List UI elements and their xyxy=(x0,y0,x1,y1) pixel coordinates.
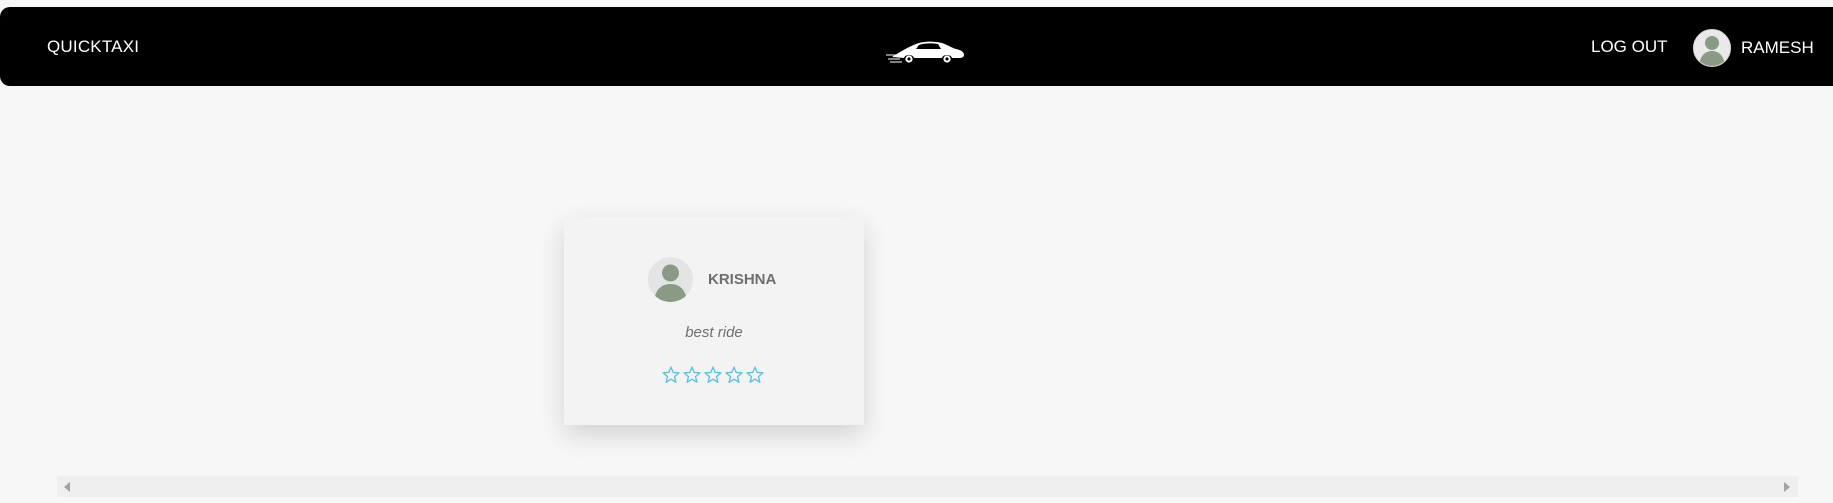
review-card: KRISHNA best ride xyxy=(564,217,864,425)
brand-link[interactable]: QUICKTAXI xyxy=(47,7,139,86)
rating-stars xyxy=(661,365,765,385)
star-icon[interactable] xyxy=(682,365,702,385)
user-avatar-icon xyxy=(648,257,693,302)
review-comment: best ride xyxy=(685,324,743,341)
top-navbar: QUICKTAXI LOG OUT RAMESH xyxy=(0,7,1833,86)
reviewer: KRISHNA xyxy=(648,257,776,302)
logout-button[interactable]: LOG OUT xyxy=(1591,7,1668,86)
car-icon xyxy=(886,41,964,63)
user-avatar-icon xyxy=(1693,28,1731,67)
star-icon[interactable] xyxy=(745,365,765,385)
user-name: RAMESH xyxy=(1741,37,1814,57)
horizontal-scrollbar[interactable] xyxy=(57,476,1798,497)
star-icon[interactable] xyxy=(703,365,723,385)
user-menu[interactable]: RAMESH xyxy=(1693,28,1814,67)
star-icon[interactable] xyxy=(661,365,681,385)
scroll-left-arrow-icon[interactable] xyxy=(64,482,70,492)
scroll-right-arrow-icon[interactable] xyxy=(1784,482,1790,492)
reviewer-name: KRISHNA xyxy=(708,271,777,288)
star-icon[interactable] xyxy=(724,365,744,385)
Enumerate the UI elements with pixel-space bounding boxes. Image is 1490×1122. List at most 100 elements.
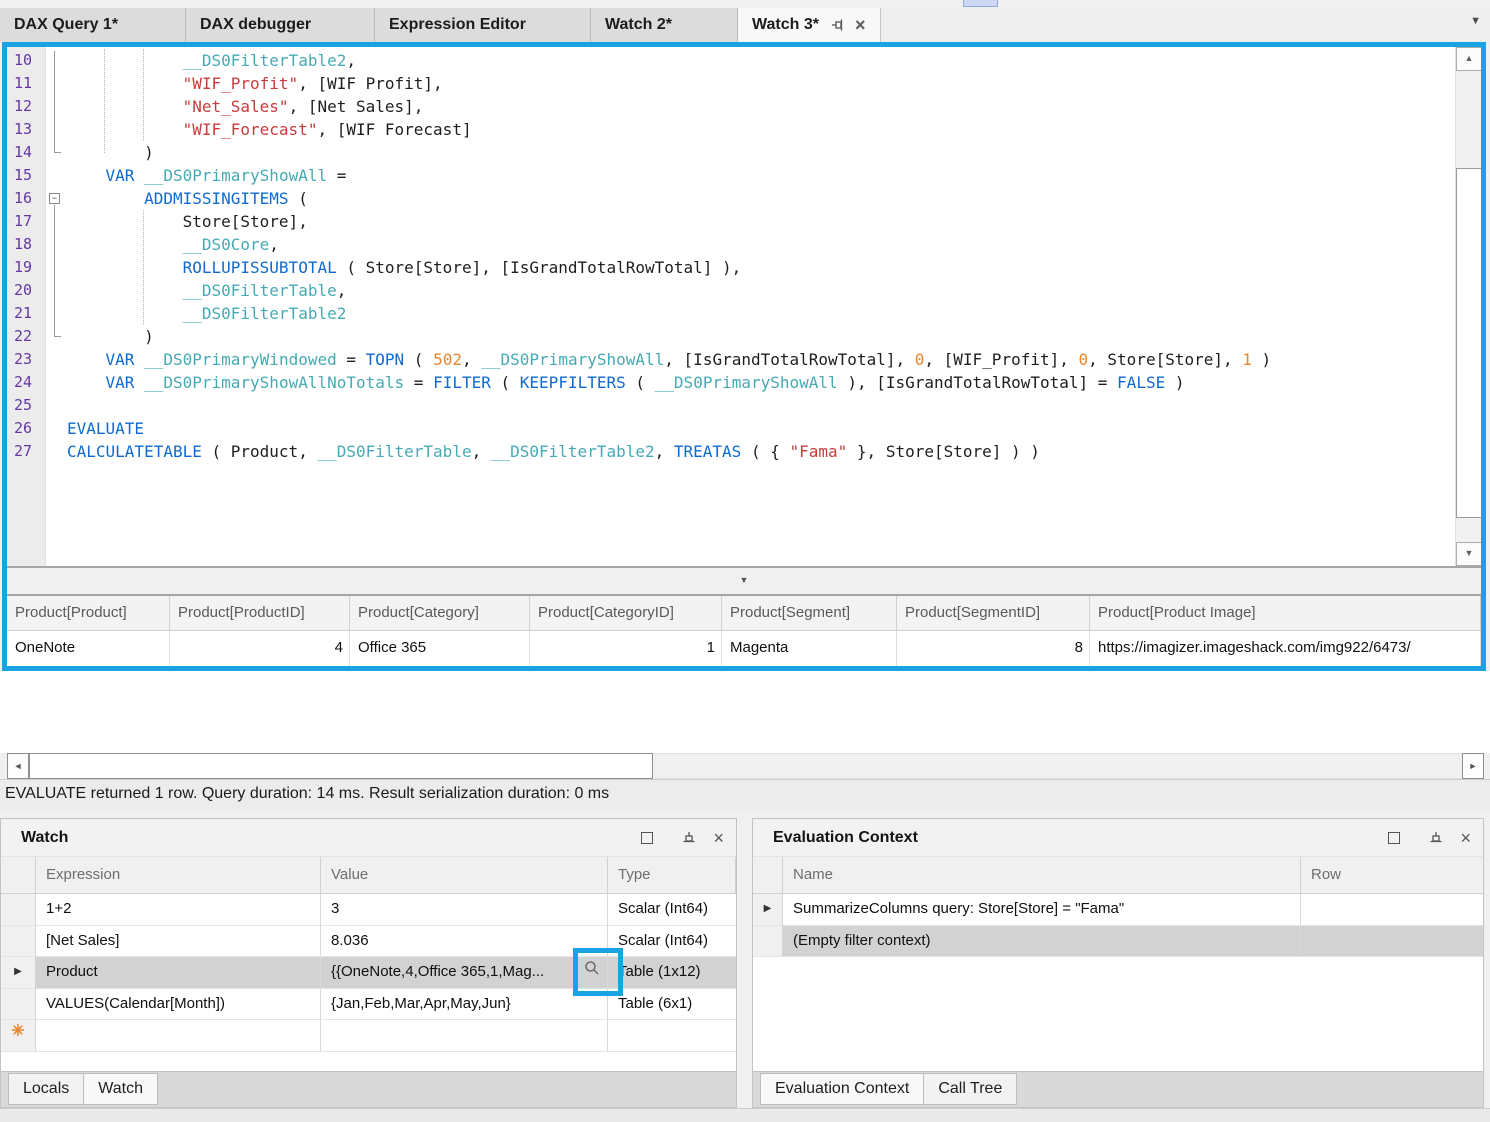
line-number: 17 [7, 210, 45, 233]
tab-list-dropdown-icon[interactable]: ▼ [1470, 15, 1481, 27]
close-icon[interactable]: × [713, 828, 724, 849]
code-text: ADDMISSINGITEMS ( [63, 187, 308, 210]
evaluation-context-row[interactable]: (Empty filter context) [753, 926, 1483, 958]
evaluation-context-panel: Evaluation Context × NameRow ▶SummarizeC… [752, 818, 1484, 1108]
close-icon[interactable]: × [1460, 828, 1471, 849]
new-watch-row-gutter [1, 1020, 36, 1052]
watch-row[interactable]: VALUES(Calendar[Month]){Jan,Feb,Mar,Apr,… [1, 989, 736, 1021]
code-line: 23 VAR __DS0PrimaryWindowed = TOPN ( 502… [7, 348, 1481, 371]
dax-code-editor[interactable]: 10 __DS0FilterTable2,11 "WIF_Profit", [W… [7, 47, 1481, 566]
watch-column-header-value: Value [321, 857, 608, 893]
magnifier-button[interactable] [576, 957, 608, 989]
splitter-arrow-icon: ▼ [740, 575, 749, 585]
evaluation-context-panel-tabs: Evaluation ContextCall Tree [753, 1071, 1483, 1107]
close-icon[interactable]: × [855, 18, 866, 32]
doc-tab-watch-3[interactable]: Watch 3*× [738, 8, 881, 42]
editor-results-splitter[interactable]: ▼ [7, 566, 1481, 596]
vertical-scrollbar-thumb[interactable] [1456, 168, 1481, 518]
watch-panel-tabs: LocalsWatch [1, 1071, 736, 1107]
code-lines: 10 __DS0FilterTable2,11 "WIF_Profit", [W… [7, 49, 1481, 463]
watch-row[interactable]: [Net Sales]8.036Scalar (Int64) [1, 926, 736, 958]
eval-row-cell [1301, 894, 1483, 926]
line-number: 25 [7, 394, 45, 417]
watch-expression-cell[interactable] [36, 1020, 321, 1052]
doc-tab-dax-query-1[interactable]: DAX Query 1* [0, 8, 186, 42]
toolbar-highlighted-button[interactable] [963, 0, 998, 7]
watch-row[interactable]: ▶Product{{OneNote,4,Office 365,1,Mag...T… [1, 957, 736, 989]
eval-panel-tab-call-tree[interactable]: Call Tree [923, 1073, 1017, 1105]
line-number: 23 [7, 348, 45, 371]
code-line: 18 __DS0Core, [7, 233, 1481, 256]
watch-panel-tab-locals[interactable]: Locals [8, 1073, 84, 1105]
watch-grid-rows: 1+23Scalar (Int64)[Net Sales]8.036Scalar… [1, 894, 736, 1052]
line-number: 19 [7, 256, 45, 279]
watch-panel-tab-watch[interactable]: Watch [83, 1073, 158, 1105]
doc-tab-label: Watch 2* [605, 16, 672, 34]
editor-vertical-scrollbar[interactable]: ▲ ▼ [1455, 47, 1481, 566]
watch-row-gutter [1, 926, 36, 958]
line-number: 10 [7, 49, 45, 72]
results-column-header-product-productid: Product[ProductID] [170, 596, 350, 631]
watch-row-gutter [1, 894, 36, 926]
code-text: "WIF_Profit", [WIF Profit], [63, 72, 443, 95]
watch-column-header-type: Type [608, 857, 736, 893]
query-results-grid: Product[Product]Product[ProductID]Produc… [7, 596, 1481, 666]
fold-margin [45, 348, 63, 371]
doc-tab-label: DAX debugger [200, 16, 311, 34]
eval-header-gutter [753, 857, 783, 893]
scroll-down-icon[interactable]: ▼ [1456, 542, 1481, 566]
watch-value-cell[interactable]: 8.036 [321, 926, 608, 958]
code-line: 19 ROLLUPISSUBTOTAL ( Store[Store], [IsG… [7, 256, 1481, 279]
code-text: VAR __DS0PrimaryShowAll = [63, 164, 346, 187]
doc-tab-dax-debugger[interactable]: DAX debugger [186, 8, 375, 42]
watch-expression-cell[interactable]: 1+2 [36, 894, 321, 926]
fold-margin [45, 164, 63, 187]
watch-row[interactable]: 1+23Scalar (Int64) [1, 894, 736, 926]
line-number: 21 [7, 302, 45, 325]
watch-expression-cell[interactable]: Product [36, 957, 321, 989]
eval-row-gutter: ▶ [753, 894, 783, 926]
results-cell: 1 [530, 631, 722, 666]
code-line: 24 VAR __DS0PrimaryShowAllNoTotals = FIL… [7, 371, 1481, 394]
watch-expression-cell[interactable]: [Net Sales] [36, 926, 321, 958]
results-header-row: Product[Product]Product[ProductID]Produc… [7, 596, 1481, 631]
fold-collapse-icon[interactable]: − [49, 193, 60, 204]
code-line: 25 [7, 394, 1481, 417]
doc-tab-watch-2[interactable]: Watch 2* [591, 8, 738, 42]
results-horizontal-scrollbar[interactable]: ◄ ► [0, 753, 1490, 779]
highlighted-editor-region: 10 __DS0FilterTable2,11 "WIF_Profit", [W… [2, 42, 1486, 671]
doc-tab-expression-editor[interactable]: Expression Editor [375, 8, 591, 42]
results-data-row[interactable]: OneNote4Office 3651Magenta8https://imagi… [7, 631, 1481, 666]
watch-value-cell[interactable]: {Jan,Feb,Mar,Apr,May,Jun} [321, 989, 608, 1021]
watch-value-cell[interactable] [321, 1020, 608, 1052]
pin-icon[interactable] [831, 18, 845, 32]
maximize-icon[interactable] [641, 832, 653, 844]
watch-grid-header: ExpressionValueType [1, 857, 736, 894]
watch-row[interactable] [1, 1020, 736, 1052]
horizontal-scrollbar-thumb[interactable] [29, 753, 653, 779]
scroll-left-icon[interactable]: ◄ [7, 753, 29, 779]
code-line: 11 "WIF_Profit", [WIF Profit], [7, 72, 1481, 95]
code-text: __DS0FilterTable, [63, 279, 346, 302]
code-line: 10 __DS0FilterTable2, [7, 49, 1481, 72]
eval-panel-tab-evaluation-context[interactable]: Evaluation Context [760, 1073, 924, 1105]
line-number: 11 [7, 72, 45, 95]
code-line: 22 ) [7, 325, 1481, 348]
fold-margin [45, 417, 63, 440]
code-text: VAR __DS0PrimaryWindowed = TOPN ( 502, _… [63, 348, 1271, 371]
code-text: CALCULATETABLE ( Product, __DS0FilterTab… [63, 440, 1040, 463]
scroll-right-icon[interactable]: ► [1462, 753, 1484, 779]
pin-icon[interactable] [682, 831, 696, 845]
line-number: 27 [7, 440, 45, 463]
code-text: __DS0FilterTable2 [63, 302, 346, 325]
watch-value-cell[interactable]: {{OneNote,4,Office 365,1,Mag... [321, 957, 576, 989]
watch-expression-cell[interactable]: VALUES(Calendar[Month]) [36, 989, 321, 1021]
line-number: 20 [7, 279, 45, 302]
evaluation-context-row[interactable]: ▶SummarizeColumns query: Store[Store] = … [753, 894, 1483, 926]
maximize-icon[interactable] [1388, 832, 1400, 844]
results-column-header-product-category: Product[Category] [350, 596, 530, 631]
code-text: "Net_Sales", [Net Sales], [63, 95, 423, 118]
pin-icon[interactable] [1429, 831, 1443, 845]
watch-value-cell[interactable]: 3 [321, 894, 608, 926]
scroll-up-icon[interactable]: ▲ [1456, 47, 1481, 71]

...

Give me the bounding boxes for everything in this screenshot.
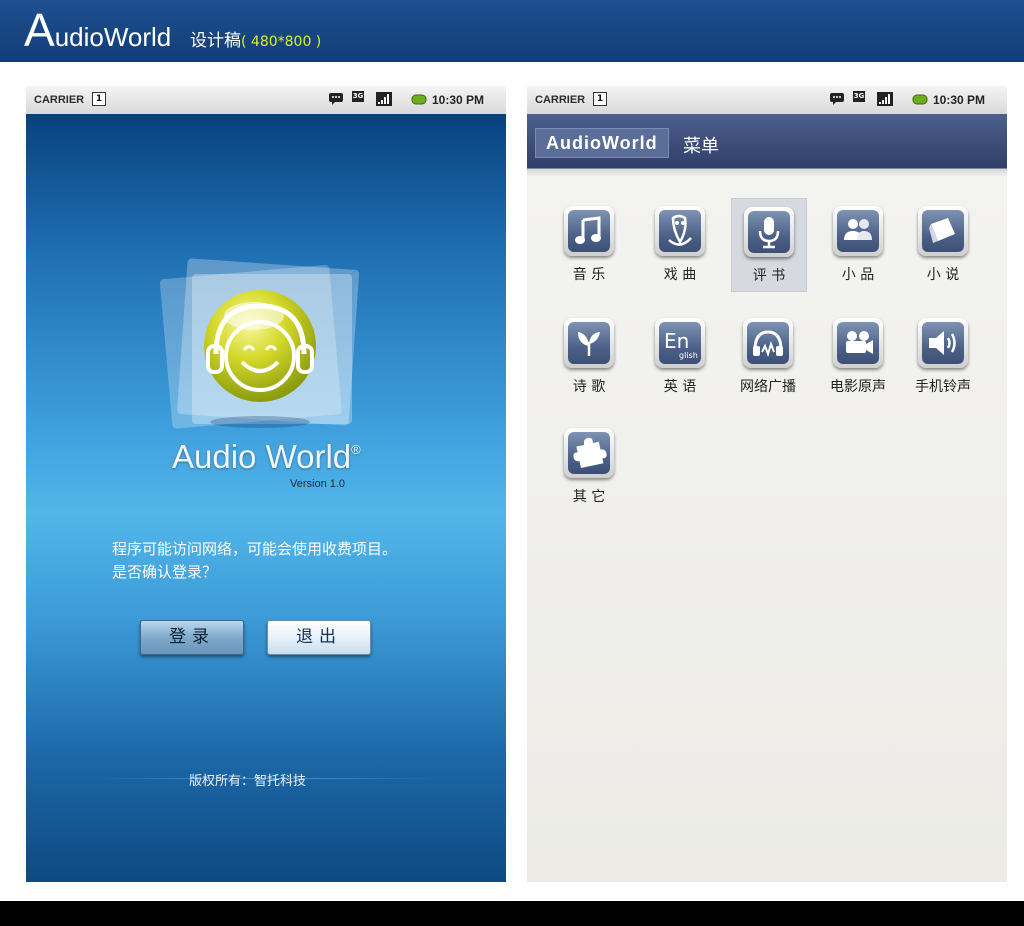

[What to work on] Transcribe the part of the rows that opens with the line containing "Enumerate the UI" and closes with the line containing "new-watch-row-gutter [1, 1020, 36, 1052]", leaving the pictures out of your answer.

[Correct output]
Enumerate the UI elements with pixel-space bounding boxes. Image is 1490×1122. List at most 100 elements.
line-number: 17 [7, 210, 45, 233]
tab-list-dropdown-icon[interactable]: ▼ [1470, 15, 1481, 27]
close-icon[interactable]: × [713, 828, 724, 849]
code-text: ADDMISSINGITEMS ( [63, 187, 308, 210]
evaluation-context-row[interactable]: (Empty filter context) [753, 926, 1483, 958]
evaluation-context-panel: Evaluation Context × NameRow ▶SummarizeC… [752, 818, 1484, 1108]
close-icon[interactable]: × [1460, 828, 1471, 849]
new-watch-row-gutter [1, 1020, 36, 1052]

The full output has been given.